[START OF Data entries]
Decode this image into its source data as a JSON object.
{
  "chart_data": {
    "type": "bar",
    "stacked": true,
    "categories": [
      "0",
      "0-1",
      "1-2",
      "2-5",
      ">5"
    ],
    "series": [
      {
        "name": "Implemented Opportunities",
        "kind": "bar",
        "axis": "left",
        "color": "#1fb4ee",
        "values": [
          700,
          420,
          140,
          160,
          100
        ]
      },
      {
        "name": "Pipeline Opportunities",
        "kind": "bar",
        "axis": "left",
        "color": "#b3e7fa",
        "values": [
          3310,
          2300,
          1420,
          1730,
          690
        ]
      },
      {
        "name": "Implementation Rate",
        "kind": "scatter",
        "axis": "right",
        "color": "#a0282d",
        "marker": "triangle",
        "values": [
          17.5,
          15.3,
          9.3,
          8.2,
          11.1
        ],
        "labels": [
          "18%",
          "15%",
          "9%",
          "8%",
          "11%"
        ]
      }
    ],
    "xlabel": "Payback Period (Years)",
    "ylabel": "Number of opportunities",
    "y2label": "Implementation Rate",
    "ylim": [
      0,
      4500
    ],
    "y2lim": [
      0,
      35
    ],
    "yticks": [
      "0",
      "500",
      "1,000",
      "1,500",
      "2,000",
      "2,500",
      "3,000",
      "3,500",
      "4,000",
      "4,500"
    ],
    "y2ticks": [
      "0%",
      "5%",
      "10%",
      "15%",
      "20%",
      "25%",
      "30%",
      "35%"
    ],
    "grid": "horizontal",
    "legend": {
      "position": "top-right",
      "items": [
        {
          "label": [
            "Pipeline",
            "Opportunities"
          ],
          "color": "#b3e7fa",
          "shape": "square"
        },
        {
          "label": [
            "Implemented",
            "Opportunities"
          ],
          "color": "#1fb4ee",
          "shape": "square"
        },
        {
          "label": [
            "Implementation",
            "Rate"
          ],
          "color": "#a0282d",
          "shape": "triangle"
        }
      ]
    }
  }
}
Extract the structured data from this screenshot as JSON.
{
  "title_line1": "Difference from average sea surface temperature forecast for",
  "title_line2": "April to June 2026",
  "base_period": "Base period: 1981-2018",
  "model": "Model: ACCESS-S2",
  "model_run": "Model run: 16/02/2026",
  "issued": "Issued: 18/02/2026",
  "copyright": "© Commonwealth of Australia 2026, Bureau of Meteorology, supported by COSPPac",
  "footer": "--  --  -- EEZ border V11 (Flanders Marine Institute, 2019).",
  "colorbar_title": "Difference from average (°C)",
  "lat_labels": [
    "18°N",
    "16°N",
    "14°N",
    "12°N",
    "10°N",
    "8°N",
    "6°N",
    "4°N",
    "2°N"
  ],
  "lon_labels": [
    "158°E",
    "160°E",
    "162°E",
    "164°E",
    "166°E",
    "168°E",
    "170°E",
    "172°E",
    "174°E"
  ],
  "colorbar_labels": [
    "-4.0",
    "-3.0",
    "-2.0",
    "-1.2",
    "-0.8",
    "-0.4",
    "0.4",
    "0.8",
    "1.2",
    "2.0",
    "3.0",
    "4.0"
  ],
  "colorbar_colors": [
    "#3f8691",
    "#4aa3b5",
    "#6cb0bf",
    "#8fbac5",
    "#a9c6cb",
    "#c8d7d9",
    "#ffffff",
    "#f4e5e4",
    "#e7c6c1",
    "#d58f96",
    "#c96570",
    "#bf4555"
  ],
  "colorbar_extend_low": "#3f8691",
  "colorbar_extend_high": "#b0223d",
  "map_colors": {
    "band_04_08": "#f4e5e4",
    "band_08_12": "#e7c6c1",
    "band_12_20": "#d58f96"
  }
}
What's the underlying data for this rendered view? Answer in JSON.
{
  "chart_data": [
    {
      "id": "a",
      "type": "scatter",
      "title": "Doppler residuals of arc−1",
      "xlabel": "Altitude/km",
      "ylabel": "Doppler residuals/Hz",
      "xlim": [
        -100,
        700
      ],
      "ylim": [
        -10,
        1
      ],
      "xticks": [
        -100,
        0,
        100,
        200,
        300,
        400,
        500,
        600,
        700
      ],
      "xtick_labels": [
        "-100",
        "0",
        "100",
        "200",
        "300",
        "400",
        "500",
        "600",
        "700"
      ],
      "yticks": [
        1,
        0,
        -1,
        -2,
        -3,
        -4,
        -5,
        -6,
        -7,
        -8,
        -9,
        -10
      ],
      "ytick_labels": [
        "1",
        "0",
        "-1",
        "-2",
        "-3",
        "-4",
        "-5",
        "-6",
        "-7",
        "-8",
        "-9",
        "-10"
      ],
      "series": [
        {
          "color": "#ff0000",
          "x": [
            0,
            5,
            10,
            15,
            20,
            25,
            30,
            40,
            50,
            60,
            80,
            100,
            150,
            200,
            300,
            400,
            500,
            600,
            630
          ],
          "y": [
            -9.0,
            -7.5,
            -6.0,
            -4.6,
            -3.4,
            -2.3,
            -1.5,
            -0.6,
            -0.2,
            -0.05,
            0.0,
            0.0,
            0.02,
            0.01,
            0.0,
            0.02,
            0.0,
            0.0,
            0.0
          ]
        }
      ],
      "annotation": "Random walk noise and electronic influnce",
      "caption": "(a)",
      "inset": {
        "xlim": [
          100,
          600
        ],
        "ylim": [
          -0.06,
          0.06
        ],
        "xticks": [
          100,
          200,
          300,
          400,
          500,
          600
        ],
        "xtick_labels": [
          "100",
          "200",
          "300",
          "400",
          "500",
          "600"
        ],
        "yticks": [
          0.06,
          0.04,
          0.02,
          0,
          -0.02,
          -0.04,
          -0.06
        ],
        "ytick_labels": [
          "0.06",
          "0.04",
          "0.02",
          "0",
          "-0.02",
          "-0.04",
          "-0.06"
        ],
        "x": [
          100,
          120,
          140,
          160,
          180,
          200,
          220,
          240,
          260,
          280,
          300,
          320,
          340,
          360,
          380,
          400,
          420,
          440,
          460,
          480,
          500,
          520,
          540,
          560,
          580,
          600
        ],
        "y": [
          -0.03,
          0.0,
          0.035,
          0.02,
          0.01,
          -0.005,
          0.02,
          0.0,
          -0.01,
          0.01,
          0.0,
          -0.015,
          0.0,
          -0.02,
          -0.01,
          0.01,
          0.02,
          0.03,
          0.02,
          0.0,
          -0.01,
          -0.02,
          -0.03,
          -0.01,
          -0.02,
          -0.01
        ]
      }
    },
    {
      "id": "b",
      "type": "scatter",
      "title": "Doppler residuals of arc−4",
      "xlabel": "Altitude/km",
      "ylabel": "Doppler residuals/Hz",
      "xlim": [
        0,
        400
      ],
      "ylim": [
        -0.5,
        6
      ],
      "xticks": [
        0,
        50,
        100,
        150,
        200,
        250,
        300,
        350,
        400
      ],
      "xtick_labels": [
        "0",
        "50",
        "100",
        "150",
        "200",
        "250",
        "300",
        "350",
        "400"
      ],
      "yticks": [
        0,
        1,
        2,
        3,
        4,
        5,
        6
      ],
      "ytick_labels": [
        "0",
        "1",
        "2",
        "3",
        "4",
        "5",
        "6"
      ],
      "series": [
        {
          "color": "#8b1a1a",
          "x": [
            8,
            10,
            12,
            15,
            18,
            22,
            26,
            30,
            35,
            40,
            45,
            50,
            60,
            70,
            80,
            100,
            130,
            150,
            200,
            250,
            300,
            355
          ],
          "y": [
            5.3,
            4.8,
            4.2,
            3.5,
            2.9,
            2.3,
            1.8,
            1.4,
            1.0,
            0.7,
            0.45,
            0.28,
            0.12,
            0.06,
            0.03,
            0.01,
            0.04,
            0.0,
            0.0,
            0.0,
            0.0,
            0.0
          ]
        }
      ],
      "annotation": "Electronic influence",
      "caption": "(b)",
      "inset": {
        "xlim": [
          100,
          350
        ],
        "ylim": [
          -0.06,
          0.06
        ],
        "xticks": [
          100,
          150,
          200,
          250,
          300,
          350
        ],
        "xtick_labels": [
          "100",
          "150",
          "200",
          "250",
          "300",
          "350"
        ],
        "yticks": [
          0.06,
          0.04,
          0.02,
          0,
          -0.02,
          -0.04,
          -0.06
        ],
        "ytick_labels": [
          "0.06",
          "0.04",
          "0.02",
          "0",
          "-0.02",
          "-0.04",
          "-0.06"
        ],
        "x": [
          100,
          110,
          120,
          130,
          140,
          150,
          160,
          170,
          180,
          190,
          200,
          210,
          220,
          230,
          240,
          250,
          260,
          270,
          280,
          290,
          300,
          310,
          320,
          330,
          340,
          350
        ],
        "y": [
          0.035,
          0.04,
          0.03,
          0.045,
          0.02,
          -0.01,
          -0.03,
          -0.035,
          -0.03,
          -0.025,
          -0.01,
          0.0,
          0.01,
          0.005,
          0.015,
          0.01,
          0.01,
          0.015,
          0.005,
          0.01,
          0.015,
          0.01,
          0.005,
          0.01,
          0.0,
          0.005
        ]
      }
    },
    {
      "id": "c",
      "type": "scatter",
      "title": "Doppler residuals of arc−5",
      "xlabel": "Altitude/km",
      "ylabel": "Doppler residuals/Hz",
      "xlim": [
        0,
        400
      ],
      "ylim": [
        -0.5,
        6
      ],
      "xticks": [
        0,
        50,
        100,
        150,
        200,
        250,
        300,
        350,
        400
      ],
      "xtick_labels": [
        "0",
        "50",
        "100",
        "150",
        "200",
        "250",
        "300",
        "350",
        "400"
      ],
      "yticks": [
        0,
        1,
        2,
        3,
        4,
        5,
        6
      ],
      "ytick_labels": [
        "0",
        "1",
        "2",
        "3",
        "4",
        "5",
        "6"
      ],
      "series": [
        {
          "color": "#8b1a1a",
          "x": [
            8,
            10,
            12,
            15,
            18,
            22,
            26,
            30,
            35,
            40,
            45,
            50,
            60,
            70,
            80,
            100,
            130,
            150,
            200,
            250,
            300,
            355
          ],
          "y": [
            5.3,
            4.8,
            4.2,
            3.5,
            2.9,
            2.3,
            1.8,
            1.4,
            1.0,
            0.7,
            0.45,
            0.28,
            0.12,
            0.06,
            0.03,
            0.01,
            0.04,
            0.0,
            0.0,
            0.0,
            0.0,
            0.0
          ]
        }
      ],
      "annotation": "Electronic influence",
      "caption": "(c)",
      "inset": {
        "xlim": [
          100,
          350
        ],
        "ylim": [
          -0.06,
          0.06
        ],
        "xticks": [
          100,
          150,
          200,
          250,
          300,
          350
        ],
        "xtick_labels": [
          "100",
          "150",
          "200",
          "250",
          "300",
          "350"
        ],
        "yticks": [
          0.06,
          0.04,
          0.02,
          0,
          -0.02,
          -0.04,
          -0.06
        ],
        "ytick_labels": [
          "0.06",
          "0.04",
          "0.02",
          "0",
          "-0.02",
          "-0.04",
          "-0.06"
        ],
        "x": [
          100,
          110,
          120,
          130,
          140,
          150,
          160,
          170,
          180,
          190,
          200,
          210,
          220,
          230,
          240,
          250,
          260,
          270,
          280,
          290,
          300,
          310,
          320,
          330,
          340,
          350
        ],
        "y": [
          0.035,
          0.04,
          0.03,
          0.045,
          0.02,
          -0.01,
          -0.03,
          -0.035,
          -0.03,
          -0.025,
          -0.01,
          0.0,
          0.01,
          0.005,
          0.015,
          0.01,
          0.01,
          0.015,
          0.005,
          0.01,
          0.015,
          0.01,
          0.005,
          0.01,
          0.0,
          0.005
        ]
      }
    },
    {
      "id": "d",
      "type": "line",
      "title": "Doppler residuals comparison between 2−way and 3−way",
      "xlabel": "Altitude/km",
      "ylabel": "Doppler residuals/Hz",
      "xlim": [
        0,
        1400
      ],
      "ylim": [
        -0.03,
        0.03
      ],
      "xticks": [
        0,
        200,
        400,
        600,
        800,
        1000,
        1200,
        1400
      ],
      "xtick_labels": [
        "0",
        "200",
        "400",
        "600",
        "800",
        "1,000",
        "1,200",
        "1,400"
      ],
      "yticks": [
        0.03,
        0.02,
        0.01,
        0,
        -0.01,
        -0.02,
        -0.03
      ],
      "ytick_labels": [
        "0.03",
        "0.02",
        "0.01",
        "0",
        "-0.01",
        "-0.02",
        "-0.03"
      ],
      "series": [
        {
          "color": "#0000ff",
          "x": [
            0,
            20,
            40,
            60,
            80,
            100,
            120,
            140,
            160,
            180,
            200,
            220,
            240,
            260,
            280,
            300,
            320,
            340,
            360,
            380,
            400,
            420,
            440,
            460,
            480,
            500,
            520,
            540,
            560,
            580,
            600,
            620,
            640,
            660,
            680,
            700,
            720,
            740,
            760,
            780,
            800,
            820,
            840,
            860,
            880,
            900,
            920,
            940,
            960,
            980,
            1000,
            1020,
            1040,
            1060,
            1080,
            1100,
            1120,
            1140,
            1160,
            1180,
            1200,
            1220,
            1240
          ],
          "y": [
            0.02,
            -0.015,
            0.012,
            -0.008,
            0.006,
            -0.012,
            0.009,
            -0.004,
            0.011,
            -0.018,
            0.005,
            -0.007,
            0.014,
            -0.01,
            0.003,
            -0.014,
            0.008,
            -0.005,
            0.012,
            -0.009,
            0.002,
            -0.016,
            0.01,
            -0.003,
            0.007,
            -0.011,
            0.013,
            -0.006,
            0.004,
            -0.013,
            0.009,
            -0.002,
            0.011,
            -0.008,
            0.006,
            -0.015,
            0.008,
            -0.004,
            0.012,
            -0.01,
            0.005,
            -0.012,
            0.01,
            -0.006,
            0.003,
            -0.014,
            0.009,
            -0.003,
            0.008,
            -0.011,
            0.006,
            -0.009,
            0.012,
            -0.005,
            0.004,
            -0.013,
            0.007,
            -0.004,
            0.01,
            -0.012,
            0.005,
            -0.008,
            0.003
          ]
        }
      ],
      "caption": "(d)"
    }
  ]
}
[END OF Data entries]
- **What you should do**
Select and copy every line of the listing with the word "Rate".

- **Task output**
        "name": "Implementation Rate",
    "y2label": "Implementation Rate",
            "Rate"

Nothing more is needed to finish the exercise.